■ Set task: Copy down every line where the string "shift" shows up.
******************************
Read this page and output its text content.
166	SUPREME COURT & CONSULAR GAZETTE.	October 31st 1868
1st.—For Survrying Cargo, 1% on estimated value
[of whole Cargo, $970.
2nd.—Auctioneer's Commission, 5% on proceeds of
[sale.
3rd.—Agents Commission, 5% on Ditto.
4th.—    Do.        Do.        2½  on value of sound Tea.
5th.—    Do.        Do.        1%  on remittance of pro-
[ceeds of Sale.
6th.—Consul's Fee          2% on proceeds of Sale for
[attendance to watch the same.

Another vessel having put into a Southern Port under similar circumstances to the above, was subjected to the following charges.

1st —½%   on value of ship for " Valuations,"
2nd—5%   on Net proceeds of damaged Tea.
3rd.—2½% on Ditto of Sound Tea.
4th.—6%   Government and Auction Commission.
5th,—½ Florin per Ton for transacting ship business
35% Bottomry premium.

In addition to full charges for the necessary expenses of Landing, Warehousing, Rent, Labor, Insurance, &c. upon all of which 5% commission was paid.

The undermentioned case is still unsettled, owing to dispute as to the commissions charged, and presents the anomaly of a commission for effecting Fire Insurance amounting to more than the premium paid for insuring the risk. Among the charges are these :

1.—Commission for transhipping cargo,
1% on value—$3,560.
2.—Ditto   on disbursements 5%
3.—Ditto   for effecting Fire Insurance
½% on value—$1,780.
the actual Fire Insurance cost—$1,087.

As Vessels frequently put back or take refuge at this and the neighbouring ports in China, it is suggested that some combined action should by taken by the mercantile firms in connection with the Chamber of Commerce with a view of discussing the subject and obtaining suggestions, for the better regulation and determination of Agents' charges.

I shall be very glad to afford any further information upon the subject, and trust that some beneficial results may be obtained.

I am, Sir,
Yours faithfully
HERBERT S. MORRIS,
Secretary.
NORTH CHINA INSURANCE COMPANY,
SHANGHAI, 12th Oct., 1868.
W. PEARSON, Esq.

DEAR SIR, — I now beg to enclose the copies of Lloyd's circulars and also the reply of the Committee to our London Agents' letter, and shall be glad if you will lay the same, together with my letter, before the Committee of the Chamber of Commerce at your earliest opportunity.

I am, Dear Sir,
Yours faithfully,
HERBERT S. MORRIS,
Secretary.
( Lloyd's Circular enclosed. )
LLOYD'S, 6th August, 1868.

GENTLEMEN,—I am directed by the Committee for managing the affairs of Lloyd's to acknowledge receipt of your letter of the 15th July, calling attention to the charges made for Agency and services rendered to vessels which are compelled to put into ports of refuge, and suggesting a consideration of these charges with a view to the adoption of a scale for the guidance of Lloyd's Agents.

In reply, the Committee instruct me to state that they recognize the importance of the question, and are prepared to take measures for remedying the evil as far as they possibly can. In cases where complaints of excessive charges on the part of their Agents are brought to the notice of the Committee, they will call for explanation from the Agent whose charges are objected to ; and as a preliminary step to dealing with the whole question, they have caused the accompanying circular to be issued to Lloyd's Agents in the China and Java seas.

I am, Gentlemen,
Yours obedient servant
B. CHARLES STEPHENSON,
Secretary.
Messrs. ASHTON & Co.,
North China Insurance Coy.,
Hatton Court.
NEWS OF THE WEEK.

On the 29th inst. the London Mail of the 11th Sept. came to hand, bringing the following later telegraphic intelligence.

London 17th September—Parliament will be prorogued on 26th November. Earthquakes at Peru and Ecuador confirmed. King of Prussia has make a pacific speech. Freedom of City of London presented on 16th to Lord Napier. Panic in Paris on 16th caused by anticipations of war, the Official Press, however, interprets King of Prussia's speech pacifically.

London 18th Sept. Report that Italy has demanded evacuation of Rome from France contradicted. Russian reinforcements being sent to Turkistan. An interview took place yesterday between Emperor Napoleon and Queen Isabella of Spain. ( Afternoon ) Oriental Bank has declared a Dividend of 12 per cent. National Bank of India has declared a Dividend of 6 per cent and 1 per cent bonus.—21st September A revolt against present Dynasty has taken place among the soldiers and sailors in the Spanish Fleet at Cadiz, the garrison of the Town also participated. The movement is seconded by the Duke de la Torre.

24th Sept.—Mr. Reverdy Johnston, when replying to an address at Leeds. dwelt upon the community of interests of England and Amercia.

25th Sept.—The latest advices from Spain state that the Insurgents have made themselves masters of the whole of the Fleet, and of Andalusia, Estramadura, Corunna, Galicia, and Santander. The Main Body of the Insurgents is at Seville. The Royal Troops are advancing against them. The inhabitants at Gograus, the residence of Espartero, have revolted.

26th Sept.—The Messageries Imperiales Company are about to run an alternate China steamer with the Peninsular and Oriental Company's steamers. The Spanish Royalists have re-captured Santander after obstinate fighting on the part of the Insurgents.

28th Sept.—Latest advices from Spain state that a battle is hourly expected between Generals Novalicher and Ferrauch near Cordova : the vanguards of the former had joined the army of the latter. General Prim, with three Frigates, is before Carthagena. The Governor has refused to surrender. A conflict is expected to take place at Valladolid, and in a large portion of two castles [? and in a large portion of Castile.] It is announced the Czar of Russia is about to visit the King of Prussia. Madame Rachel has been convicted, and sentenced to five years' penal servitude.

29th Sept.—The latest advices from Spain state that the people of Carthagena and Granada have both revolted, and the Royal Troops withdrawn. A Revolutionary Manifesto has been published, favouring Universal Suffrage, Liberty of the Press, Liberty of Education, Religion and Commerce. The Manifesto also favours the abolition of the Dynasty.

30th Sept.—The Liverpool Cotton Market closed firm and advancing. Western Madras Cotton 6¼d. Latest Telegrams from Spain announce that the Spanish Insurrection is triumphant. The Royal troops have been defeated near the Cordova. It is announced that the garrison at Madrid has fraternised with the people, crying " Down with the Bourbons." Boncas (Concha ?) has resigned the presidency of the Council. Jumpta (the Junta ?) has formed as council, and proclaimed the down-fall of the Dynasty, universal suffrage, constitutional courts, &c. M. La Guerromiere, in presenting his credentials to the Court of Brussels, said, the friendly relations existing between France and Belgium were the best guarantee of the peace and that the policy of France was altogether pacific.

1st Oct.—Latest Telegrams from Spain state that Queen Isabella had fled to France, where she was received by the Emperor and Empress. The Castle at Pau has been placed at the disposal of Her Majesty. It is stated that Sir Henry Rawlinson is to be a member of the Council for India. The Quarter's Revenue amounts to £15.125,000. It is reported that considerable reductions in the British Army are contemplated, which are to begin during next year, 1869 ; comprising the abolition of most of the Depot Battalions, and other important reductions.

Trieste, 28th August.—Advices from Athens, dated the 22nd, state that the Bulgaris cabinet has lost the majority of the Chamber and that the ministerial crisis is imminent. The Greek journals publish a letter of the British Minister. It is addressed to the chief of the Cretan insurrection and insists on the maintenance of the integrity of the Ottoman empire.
******************************
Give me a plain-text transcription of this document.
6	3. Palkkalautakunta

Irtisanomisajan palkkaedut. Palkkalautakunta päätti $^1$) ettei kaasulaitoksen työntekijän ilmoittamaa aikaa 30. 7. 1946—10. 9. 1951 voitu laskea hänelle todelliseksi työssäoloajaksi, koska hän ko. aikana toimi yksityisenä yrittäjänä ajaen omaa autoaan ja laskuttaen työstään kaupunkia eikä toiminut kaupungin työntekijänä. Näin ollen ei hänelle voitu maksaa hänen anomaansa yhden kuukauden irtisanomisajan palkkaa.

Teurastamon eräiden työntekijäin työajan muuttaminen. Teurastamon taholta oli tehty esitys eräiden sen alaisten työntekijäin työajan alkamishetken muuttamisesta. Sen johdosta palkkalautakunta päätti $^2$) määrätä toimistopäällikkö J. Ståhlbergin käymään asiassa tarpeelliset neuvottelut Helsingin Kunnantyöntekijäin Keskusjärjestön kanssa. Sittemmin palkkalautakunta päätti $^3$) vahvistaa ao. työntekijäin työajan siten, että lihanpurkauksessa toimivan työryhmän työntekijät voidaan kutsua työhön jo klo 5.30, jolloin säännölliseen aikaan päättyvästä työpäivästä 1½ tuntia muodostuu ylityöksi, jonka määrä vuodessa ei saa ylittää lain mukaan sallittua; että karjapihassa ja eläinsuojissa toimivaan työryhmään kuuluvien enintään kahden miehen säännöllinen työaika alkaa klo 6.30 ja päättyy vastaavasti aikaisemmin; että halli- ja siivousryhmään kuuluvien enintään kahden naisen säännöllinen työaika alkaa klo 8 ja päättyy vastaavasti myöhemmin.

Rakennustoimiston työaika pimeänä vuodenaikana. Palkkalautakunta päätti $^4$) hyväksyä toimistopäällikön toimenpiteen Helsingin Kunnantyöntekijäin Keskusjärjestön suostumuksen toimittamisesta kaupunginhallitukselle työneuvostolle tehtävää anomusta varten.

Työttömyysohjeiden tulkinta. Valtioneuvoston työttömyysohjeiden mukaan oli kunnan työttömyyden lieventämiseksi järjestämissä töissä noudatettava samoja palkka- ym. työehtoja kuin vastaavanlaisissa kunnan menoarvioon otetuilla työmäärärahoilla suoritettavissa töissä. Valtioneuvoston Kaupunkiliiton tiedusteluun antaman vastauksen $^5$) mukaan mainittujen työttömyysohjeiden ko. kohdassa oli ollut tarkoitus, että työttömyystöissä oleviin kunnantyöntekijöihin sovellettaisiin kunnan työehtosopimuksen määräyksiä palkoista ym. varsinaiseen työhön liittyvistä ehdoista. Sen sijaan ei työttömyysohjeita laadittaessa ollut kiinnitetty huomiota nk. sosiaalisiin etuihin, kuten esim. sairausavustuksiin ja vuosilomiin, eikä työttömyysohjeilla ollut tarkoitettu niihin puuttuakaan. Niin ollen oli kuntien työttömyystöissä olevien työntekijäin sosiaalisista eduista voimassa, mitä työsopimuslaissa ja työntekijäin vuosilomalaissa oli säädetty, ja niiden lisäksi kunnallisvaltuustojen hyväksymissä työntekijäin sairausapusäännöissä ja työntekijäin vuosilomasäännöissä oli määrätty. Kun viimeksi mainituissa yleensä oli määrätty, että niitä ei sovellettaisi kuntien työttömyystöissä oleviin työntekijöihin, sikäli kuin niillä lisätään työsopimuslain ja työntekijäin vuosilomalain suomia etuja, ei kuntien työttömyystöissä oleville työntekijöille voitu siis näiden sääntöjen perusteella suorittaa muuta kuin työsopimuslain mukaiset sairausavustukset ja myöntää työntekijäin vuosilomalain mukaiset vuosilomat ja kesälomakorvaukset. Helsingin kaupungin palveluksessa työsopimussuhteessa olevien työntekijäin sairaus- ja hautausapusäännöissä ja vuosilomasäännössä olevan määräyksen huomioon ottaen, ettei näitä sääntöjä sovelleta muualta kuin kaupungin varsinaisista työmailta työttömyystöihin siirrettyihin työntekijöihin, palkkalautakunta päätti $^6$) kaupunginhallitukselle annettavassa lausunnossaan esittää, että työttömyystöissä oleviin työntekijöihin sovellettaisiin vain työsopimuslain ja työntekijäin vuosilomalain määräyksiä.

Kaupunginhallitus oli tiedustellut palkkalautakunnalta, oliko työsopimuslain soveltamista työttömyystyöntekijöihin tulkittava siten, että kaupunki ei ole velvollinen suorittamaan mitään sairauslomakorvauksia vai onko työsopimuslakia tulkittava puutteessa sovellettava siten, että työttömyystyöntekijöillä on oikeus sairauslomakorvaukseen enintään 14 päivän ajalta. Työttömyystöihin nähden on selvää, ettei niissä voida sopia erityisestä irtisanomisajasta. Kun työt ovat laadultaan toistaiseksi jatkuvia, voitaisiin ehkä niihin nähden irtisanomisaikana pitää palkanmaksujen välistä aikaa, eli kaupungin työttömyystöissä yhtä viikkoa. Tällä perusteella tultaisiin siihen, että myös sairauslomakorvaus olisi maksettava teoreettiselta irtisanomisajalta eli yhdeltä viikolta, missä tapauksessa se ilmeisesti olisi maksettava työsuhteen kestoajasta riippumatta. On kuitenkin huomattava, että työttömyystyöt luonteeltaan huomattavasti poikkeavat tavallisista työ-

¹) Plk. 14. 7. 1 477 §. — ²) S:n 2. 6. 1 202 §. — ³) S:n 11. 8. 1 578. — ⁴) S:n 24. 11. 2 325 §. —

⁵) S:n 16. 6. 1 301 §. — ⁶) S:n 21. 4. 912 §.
******************************
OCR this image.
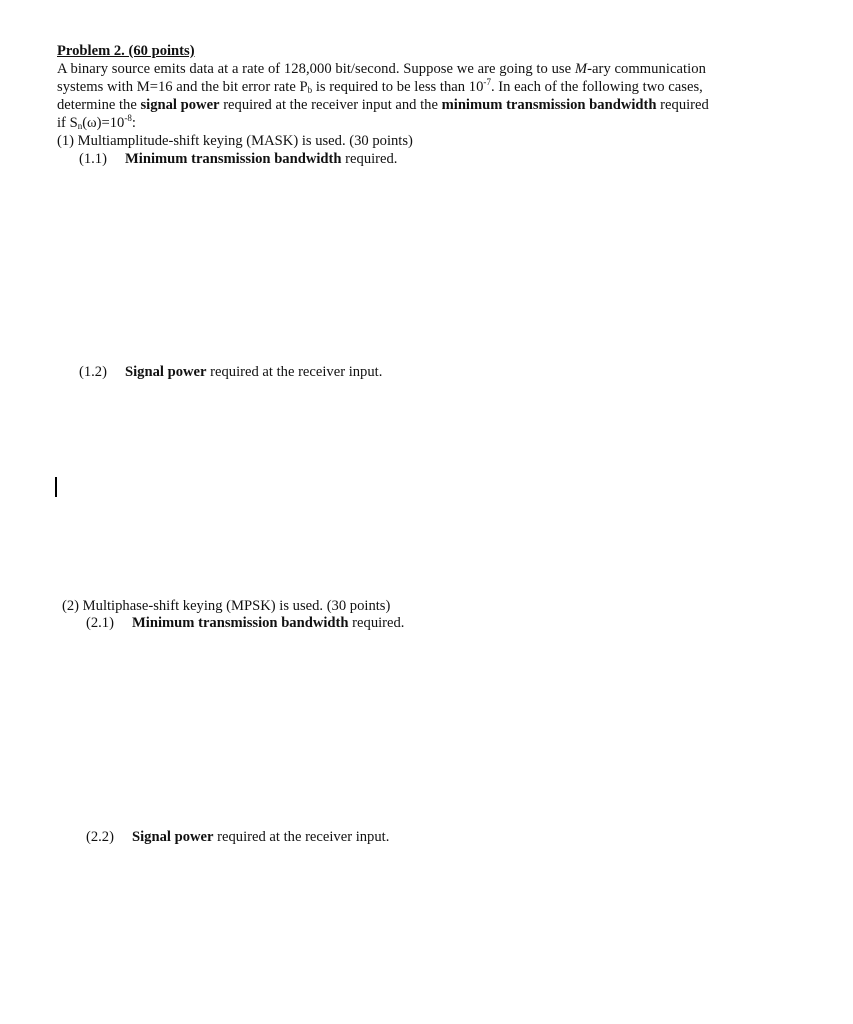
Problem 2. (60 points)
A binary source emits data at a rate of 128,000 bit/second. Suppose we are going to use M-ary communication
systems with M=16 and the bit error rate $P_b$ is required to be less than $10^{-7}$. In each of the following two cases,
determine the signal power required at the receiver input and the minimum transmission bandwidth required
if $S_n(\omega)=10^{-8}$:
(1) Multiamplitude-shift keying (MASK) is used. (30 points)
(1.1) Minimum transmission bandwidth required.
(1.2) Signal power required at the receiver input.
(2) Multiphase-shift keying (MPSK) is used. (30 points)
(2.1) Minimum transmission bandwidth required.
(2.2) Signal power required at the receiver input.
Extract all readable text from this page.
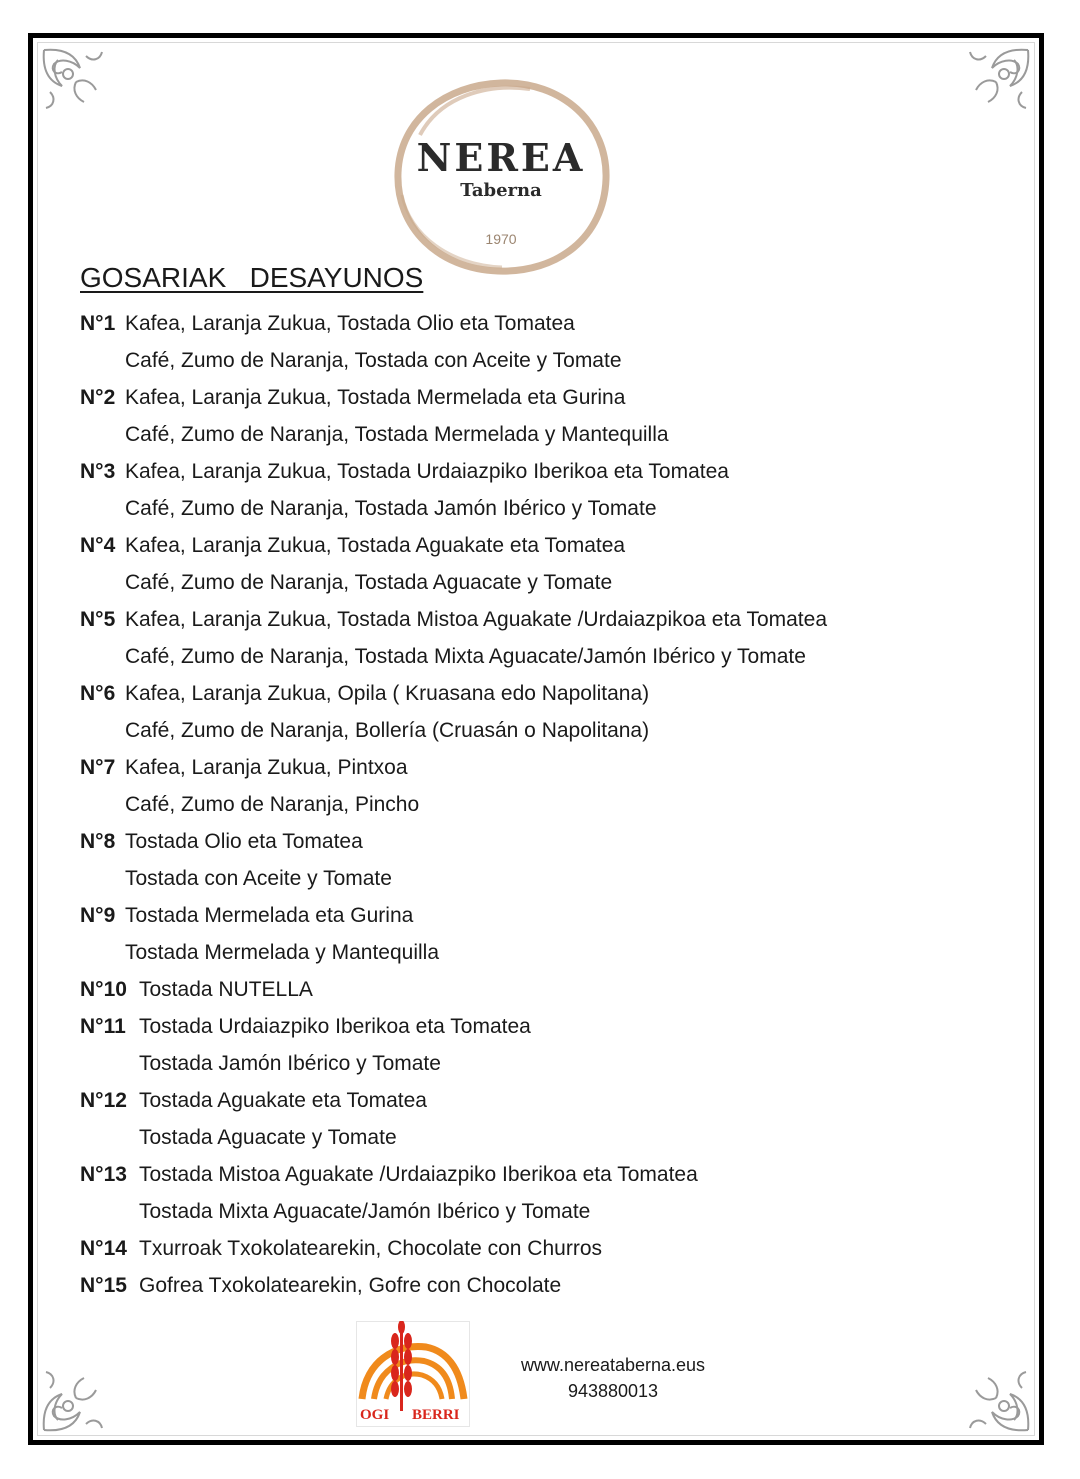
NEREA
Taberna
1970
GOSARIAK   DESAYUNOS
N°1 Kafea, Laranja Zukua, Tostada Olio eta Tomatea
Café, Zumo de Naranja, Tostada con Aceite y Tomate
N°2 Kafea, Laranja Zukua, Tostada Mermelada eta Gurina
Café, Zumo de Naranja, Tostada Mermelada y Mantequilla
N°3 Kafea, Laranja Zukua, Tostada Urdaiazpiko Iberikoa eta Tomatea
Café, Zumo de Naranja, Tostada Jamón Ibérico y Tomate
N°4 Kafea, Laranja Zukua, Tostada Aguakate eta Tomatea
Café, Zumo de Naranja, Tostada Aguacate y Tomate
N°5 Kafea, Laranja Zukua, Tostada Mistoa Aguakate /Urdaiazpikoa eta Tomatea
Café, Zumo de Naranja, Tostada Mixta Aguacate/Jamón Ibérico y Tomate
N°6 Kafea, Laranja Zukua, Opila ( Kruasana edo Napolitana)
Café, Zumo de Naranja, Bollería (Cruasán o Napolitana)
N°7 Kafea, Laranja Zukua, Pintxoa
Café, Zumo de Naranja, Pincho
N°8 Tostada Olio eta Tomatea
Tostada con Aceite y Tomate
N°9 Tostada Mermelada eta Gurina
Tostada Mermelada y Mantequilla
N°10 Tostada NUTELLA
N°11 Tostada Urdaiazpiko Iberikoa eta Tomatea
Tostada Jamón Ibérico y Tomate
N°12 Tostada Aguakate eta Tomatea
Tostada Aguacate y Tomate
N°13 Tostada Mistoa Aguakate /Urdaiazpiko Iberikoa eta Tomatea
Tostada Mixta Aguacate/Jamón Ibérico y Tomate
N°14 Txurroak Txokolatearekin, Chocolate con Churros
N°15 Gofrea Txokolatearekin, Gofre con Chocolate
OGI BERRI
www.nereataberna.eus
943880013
******************************
■ Correct output:
(1) Multiamplitude-shift keying (MASK) is used. (30 points)
(2) Multiphase-shift keying (MPSK) is used. (30 points)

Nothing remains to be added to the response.